Lines containing the word "сжимающей" should be extracted in full.

=== Data for this exercise ===
####
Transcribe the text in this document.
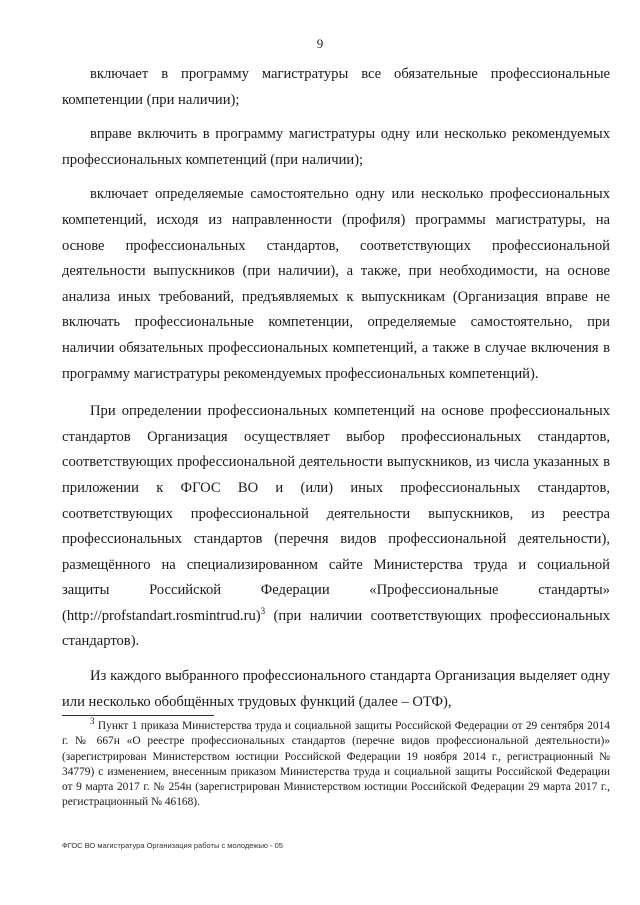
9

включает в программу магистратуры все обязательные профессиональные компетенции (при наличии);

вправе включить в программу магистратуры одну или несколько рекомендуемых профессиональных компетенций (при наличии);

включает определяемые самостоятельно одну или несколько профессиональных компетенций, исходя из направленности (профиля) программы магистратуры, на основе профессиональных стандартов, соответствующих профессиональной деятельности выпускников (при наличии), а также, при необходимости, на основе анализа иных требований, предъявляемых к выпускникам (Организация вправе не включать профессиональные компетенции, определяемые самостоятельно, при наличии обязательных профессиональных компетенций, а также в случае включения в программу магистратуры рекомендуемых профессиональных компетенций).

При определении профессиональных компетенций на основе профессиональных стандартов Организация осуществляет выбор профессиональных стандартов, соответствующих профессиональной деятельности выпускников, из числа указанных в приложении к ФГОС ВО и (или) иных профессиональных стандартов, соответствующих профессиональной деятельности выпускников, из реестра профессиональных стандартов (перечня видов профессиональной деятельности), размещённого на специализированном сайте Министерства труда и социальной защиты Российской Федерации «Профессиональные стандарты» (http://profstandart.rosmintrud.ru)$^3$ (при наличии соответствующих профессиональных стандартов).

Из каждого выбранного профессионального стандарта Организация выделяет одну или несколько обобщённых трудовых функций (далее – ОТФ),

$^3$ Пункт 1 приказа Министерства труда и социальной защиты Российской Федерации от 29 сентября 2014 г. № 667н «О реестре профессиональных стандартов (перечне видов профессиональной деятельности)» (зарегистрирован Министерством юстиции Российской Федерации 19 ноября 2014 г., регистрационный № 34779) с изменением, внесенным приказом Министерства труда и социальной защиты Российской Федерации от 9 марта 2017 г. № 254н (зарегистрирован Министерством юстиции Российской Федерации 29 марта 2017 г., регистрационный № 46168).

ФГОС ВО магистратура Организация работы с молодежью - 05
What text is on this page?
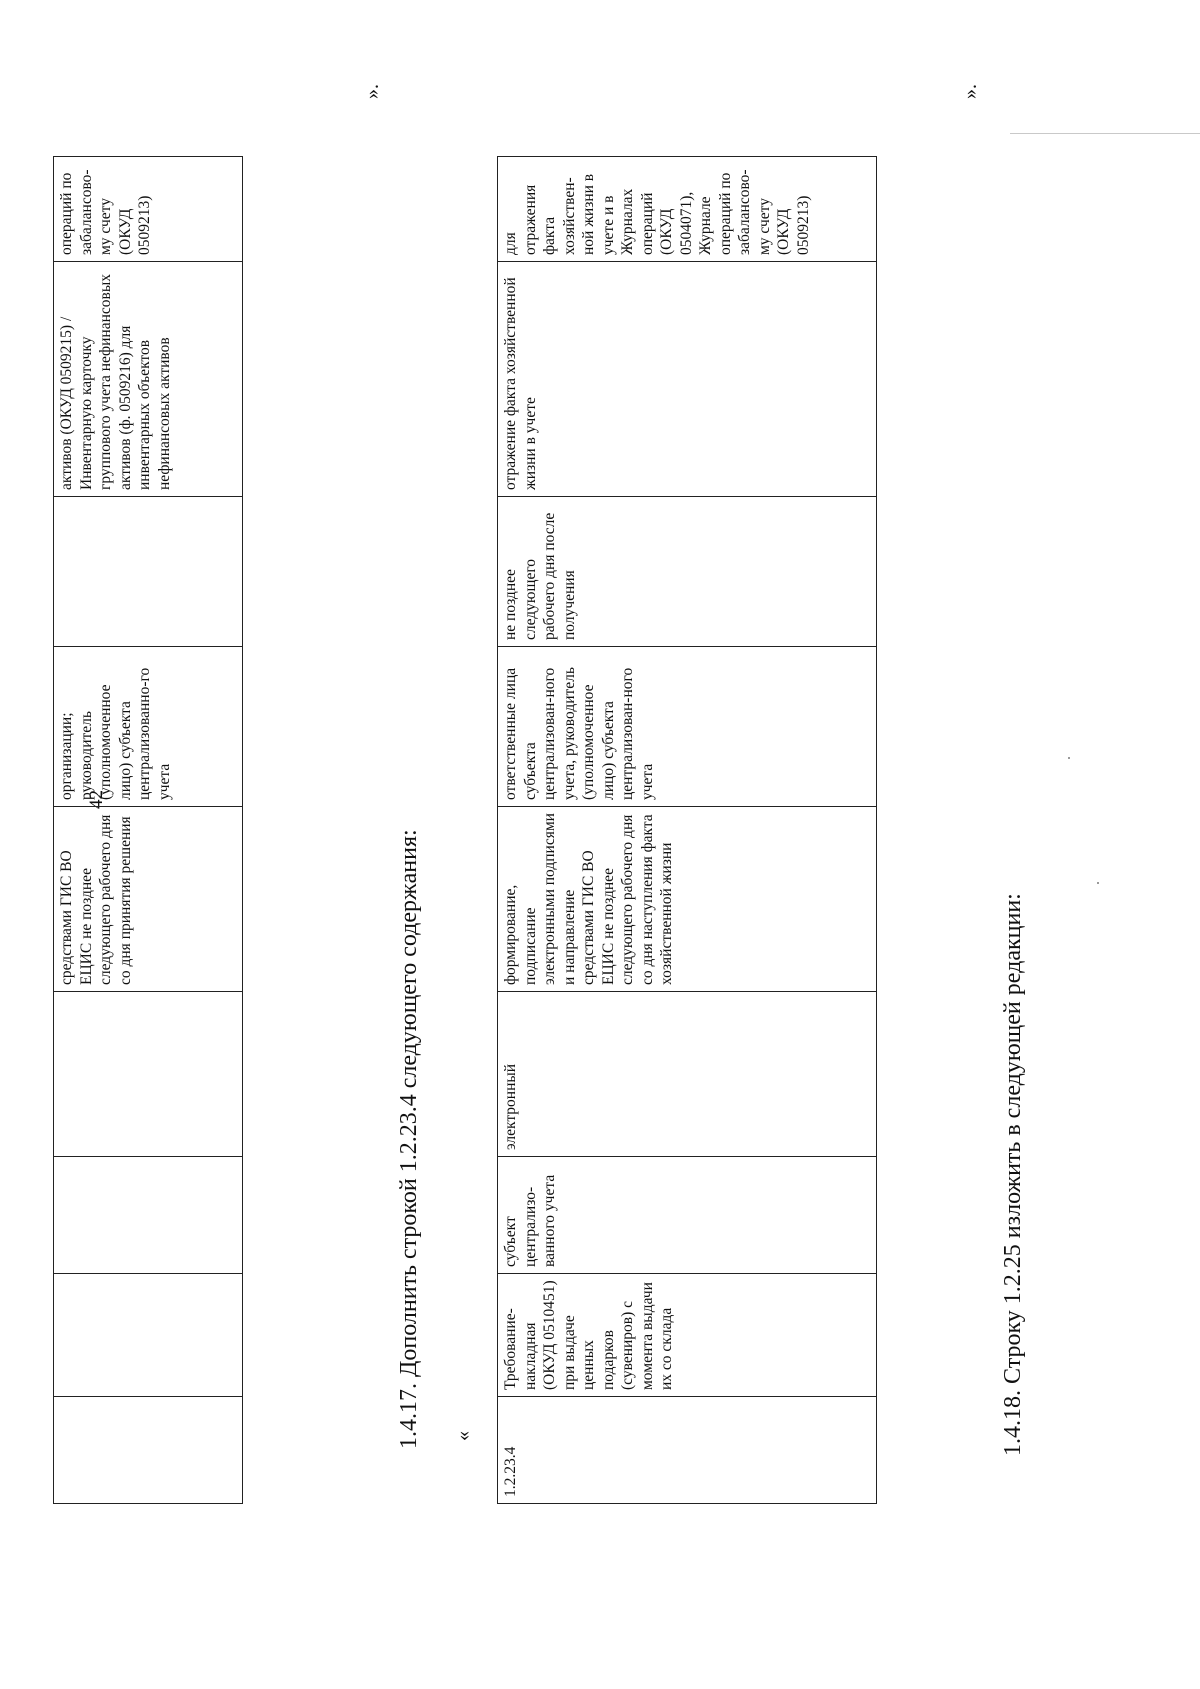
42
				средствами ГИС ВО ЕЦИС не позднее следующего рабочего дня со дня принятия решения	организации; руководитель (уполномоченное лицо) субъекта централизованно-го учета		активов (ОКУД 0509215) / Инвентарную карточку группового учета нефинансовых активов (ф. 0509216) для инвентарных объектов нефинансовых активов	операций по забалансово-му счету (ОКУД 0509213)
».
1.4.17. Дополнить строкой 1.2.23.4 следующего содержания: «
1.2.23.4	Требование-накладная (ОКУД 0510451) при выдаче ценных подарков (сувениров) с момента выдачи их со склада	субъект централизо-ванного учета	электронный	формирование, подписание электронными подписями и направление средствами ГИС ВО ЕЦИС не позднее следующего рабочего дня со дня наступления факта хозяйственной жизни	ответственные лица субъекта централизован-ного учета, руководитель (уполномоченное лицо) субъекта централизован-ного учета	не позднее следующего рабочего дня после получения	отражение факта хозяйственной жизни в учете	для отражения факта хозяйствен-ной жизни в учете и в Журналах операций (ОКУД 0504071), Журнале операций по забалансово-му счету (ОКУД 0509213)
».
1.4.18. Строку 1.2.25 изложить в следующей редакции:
####
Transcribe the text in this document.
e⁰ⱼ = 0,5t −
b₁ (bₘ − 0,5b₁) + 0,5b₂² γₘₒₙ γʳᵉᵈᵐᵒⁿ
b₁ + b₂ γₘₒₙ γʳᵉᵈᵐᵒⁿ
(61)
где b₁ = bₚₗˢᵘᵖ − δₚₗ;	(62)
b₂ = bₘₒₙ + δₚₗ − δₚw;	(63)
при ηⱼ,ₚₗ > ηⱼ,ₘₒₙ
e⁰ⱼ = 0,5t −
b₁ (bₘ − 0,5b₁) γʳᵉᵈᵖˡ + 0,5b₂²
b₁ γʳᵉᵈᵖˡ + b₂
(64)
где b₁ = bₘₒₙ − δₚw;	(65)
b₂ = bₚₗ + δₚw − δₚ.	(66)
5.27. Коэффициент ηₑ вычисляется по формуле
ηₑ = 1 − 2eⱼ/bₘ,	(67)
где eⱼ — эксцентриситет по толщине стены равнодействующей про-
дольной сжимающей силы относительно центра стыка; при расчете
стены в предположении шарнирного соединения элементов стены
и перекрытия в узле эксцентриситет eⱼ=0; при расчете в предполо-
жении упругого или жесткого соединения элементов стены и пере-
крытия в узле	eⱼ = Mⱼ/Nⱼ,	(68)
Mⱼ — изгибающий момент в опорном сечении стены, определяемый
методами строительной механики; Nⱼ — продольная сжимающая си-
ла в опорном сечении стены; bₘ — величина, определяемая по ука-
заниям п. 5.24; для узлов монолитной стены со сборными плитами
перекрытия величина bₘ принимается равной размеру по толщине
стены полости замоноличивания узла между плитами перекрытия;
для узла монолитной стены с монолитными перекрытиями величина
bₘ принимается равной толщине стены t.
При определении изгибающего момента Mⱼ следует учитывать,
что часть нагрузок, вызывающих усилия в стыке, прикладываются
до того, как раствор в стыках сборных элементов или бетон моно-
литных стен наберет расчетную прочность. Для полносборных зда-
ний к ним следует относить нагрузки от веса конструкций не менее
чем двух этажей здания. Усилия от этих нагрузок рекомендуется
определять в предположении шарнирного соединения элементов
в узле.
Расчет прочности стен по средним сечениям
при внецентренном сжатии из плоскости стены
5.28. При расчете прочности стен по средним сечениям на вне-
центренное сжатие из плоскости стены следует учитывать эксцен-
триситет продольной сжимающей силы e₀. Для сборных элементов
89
####
=== Written response ===
дольной сжимающей силы относительно центра стыка; при расчете
триситет продольной сжимающей силы e₀. Для сборных элементов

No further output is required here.